**AIM**.
Find each line with the string "гарантий" and copy it.
########
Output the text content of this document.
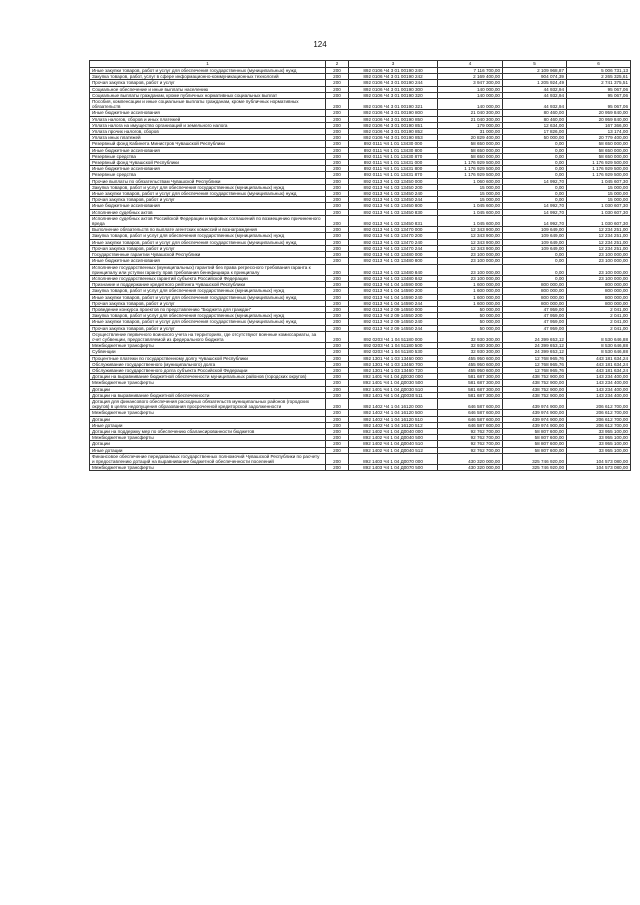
124
1	2	3	4	5	6
Иные закупки товаров, работ и услуг для обеспечения государственных (муниципальных) нужд	200	892 0106 Ч4 3 01 00190 240	7 116 700,00	2 109 968,87	5 006 731,13
Закупка товаров, работ, услуг в сфере информационно-коммуникационных технологий	200	892 0106 Ч4 3 01 00190 242	2 169 400,00	904 074,39	2 265 325,61
Прочая закупка товаров, работ и услуг	200	892 0106 Ч4 3 01 00190 244	3 947 300,00	1 205 924,49	2 741 375,51
Социальное обеспечение и иные выплаты населению	200	892 0106 Ч4 3 01 00190 300	140 000,00	44 932,94	95 067,06
Социальные выплаты гражданам, кроме публичных нормативных социальных выплат	200	892 0106 Ч4 3 01 00190 320	140 000,00	44 932,94	95 067,06
Пособия, компенсации и иные социальные выплаты гражданам, кроме публичных нормативных обязательств	200	892 0106 Ч4 3 01 00190 321	140 000,00	44 932,94	95 067,06
Иные бюджетные ассигнования	200	892 0106 Ч4 3 01 00190 800	21 040 300,00	80 460,00	20 959 840,00
Уплата налогов, сборов и иных платежей	200	892 0106 Ч4 3 01 00190 850	21 040 300,00	80 460,00	20 959 840,00
Уплата налога на имущество организаций и земельного налога	200	892 0106 Ч4 3 01 00190 851	179 000,00	12 634,00	167 366,00
Уплата прочих налогов, сборов	200	892 0106 Ч4 3 01 00190 852	31 000,00	17 826,00	13 174,00
Уплата иных платежей	200	892 0106 Ч4 3 01 00190 853	20 829 400,00	50 000,00	20 779 400,00
Резервный фонд Кабинета Министров Чувашской Республики	200	892 0111 Ч4 1 01 13430 000	58 650 000,00	0,00	58 650 000,00
Иные бюджетные ассигнования	200	892 0111 Ч4 1 01 13430 800	58 650 000,00	0,00	58 650 000,00
Резервные средства	200	892 0111 Ч4 1 01 13430 870	58 650 000,00	0,00	58 650 000,00
Резервный фонд Чувашской Республики	200	892 0111 Ч4 1 01 13431 000	1 176 929 500,00	0,00	1 176 929 500,00
Иные бюджетные ассигнования	200	892 0111 Ч4 1 01 13431 800	1 176 929 500,00	0,00	1 176 929 500,00
Резервные средства	200	892 0111 Ч4 1 01 13431 870	1 176 929 500,00	0,00	1 176 929 500,00
Прочие выплаты по обязательствам Чувашской Республики	200	892 0113 Ч4 1 03 13450 000	1 060 600,00	14 992,70	1 045 607,30
Закупка товаров, работ и услуг для обеспечения государственных (муниципальных) нужд	200	892 0113 Ч4 1 03 13450 200	15 000,00	0,00	15 000,00
Иные закупки товаров, работ и услуг для обеспечения государственных (муниципальных) нужд	200	892 0113 Ч4 1 03 13450 240	15 000,00	0,00	15 000,00
Прочая закупка товаров, работ и услуг	200	892 0113 Ч4 1 03 13450 244	15 000,00	0,00	15 000,00
Иные бюджетные ассигнования	200	892 0113 Ч4 1 03 13450 800	1 045 600,00	14 992,70	1 030 607,30
Исполнение судебных актов	200	892 0113 Ч4 1 03 13450 830	1 045 600,00	14 992,70	1 030 607,30
Исполнение судебных актов Российской Федерации и мировых соглашений по возмещению причиненного вреда	200	892 0113 Ч4 1 03 13450 831	1 045 600,00	14 992,70	1 030 607,30
Выполнение обязательств по выплате агентских комиссий и вознаграждения	200	892 0113 Ч4 1 03 13470 000	12 343 900,00	109 649,00	12 234 251,00
Закупка товаров, работ и услуг для обеспечения государственных (муниципальных) нужд	200	892 0113 Ч4 1 03 13470 200	12 343 900,00	109 649,00	12 234 251,00
Иные закупки товаров, работ и услуг для обеспечения государственных (муниципальных) нужд	200	892 0113 Ч4 1 03 13470 240	12 343 900,00	109 649,00	12 234 251,00
Прочая закупка товаров, работ и услуг	200	892 0113 Ч4 1 03 13470 244	12 343 900,00	109 649,00	12 234 251,00
Государственные гарантии Чувашской Республики	200	892 0113 Ч4 1 03 13480 000	23 100 000,00	0,00	23 100 000,00
Иные бюджетные ассигнования	200	892 0113 Ч4 1 03 13480 800	23 100 000,00	0,00	23 100 000,00
Исполнение государственных (муниципальных) гарантий без права регрессного требования гаранта к принципалу или уступки гаранту прав требования бенефициара к принципалу	200	892 0113 Ч4 1 03 13480 840	23 100 000,00	0,00	23 100 000,00
Исполнение государственных гарантий субъекта Российской Федерации	200	892 0113 Ч4 1 03 13480 842	23 100 000,00	0,00	23 100 000,00
Признание и поддержание кредитного рейтинга Чувашской Республики	200	892 0113 Ч4 1 04 14590 000	1 600 000,00	800 000,00	800 000,00
Закупка товаров, работ и услуг для обеспечения государственных (муниципальных) нужд	200	892 0113 Ч4 1 04 14590 200	1 600 000,00	800 000,00	800 000,00
Иные закупки товаров, работ и услуг для обеспечения государственных (муниципальных) нужд	200	892 0113 Ч4 1 04 14590 240	1 600 000,00	800 000,00	800 000,00
Прочая закупка товаров, работ и услуг	200	892 0113 Ч4 1 04 14590 244	1 600 000,00	800 000,00	800 000,00
Проведение конкурса проектов по представлению "Бюджета для граждан"	200	892 0113 Ч4 2 09 14550 000	50 000,00	47 959,00	2 041,00
Закупка товаров, работ и услуг для обеспечения государственных (муниципальных) нужд	200	892 0113 Ч4 2 09 14550 200	50 000,00	47 959,00	2 041,00
Иные закупки товаров, работ и услуг для обеспечения государственных (муниципальных) нужд	200	892 0113 Ч4 2 09 14550 240	50 000,00	47 959,00	2 041,00
Прочая закупка товаров, работ и услуг	200	892 0113 Ч4 2 09 14550 244	50 000,00	47 959,00	2 041,00
Осуществление первичного воинского учета на территориях, где отсутствуют военные комиссариаты, за счет субвенции, предоставляемой из федерального бюджета	200	892 0203 Ч4 1 04 51180 000	32 930 300,00	24 399 653,12	8 530 646,88
Межбюджетные трансферты	200	892 0203 Ч4 1 04 51180 500	32 930 300,00	24 399 653,12	8 530 646,88
Субвенции	200	892 0203 Ч4 1 04 51180 530	32 930 300,00	24 399 653,12	8 530 646,88
Процентные платежи по государственному долгу Чувашской Республики	200	892 1301 Ч4 1 03 13460 000	455 950 600,00	12 768 965,76	443 181 634,24
Обслуживание государственного (муниципального) долга	200	892 1301 Ч4 1 03 13460 700	455 950 600,00	12 768 965,76	443 181 634,24
Обслуживание государственного долга субъекта Российской Федерации	200	892 1301 Ч4 1 03 13460 720	455 950 600,00	12 768 965,76	443 181 634,24
Дотации на выравнивание бюджетной обеспеченности муниципальных районов (городских округов)	200	892 1401 Ч4 1 04 Д0030 000	581 687 300,00	438 752 900,00	143 234 400,00
Межбюджетные трансферты	200	892 1401 Ч4 1 04 Д0030 500	581 687 300,00	438 752 900,00	143 234 400,00
Дотации	200	892 1401 Ч4 1 04 Д0030 510	581 687 300,00	438 752 900,00	143 234 400,00
Дотации на выравнивание бюджетной обеспеченности	200	892 1401 Ч4 1 04 Д0030 511	581 687 300,00	438 752 900,00	143 234 400,00
Дотация для финансового обеспечения расходных обязательств муниципальных районов (городских округов) в целях недопущения образования просроченной кредиторской задолженности	200	892 1402 Ч4 1 04 16120 000	646 587 600,00	439 974 900,00	206 612 700,00
Межбюджетные трансферты	200	892 1402 Ч4 1 04 16120 500	646 587 600,00	439 974 900,00	206 612 700,00
Дотации	200	892 1402 Ч4 1 04 16120 510	646 587 600,00	439 974 900,00	206 612 700,00
Иные дотации	200	892 1402 Ч4 1 04 16120 512	646 587 600,00	439 974 900,00	206 612 700,00
Дотации на поддержку мер по обеспечению сбалансированности бюджетов	200	892 1402 Ч4 1 04 Д0040 000	92 762 700,00	58 807 600,00	33 955 100,00
Межбюджетные трансферты	200	892 1402 Ч4 1 04 Д0040 500	92 762 700,00	58 807 600,00	33 955 100,00
Дотации	200	892 1402 Ч4 1 04 Д0040 510	92 762 700,00	58 807 600,00	33 955 100,00
Иные дотации	200	892 1402 Ч4 1 04 Д0040 512	92 762 700,00	58 807 600,00	33 955 100,00
Финансовое обеспечение передаваемых государственных полномочий Чувашской Республики по расчету и предоставлению дотаций на выравнивание бюджетной обеспеченности поселений	200	892 1403 Ч4 1 04 Д0070 000	430 320 000,00	325 746 920,00	104 573 080,00
Межбюджетные трансферты	200	892 1403 Ч4 1 04 Д0070 500	430 320 000,00	325 746 920,00	104 573 080,00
########
**RESPONSE TO THE TASK**.
Исполнение государственных (муниципальных) гарантий без права регрессного требования гаранта к принципалу или уступки гаранту прав требования бенефициара к принципалу	200	892 0113 Ч4 1 03 13480 840	23 100 000,00	0,00	23 100 000,00
Исполнение государственных гарантий субъекта Российской Федерации	200	892 0113 Ч4 1 03 13480 842	23 100 000,00	0,00	23 100 000,00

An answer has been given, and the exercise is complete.